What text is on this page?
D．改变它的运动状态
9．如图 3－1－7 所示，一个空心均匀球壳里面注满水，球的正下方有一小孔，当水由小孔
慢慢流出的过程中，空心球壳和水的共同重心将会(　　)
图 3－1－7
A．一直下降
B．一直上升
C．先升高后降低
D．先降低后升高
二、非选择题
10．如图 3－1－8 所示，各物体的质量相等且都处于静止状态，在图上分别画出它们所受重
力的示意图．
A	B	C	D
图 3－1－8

+++

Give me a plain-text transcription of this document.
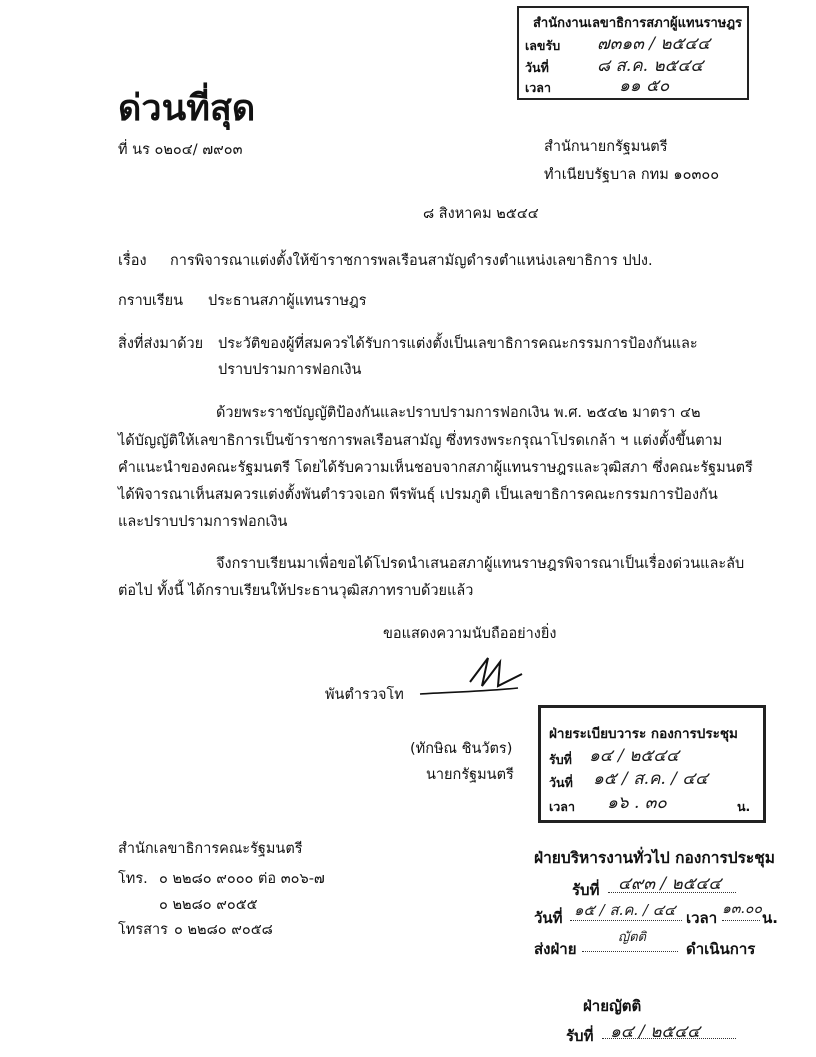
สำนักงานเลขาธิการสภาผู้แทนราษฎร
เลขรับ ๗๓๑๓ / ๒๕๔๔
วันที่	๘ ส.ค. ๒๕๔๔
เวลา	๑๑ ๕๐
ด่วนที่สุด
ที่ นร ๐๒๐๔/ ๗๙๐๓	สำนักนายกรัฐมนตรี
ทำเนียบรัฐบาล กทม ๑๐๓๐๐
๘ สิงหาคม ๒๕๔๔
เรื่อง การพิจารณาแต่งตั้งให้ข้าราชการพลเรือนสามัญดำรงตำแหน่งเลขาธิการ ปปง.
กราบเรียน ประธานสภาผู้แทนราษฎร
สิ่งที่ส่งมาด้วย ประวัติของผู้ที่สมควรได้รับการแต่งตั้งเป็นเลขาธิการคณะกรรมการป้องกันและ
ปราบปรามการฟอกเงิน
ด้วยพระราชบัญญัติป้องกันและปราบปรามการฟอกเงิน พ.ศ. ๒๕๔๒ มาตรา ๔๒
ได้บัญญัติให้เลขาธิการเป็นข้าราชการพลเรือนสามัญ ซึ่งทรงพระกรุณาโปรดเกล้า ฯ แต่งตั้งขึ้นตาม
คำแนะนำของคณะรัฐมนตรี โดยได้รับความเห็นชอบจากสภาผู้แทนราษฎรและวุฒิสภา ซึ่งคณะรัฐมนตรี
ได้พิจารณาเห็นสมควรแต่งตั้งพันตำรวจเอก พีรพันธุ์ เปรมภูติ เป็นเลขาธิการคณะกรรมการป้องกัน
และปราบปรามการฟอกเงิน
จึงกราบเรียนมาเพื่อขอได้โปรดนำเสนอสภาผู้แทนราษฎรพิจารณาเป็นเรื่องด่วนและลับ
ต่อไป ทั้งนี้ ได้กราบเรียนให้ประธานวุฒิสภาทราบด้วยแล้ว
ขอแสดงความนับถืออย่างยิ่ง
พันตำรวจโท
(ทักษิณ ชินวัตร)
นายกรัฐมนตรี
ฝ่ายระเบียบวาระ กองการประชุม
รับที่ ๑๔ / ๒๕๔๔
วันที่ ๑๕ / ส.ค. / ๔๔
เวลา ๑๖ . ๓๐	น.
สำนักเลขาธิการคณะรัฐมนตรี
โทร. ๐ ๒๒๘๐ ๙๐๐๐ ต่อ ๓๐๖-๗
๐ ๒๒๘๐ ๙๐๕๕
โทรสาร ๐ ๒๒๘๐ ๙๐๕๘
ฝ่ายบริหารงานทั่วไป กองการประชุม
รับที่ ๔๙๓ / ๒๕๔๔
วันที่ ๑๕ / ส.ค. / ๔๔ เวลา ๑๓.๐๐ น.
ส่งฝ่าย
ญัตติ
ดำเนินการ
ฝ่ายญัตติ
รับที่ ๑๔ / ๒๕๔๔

+++

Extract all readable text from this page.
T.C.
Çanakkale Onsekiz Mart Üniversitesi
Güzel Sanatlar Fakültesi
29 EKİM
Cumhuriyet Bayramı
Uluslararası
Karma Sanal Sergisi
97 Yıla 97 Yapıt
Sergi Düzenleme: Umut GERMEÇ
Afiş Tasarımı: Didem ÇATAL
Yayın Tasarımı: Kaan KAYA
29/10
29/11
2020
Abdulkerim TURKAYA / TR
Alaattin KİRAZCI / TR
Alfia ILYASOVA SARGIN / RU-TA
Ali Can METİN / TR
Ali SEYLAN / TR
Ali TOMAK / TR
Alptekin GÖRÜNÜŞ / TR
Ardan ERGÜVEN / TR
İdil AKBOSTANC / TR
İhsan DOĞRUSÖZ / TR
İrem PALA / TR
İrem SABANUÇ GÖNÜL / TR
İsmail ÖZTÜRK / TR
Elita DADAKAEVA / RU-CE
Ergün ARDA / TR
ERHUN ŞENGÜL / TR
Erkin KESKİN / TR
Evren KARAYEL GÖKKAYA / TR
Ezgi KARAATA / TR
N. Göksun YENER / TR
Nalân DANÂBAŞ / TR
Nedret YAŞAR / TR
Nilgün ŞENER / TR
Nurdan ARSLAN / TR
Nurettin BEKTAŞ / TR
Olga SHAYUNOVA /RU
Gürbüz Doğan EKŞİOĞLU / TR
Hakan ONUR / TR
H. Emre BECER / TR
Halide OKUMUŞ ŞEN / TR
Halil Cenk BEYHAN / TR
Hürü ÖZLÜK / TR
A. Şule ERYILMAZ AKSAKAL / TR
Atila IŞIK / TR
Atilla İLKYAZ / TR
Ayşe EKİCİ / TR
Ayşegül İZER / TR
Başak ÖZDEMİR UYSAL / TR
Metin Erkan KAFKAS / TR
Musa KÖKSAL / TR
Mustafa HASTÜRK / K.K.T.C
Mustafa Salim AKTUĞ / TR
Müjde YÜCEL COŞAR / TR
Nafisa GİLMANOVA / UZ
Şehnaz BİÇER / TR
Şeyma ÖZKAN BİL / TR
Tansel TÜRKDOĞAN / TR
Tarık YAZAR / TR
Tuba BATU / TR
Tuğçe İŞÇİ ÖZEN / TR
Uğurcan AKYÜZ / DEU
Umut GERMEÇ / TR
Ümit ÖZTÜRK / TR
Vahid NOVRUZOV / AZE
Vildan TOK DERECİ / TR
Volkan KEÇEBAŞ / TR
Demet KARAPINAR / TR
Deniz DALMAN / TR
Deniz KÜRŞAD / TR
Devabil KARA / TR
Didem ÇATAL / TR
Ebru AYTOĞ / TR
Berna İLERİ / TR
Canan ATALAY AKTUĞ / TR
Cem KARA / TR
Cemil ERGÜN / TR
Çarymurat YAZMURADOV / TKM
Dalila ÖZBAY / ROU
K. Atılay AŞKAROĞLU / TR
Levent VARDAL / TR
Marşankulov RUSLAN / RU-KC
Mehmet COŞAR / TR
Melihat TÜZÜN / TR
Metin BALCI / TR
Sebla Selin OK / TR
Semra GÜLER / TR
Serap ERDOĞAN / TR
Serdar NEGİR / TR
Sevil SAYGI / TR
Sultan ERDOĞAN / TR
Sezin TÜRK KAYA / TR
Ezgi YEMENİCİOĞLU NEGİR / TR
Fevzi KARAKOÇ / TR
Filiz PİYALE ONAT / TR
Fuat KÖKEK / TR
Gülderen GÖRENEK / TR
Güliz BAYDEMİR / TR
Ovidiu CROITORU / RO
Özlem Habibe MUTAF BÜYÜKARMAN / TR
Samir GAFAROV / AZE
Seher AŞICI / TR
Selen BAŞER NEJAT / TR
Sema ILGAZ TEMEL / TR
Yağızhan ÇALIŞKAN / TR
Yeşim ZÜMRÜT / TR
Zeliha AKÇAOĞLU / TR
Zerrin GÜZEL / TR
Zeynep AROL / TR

+++

DO THIS
Check each line of the records above for "NEGİR", and copy those that have it.

FINAL ANSWER
Serdar NEGİR / TR
Ezgi YEMENİCİOĞLU NEGİR / TR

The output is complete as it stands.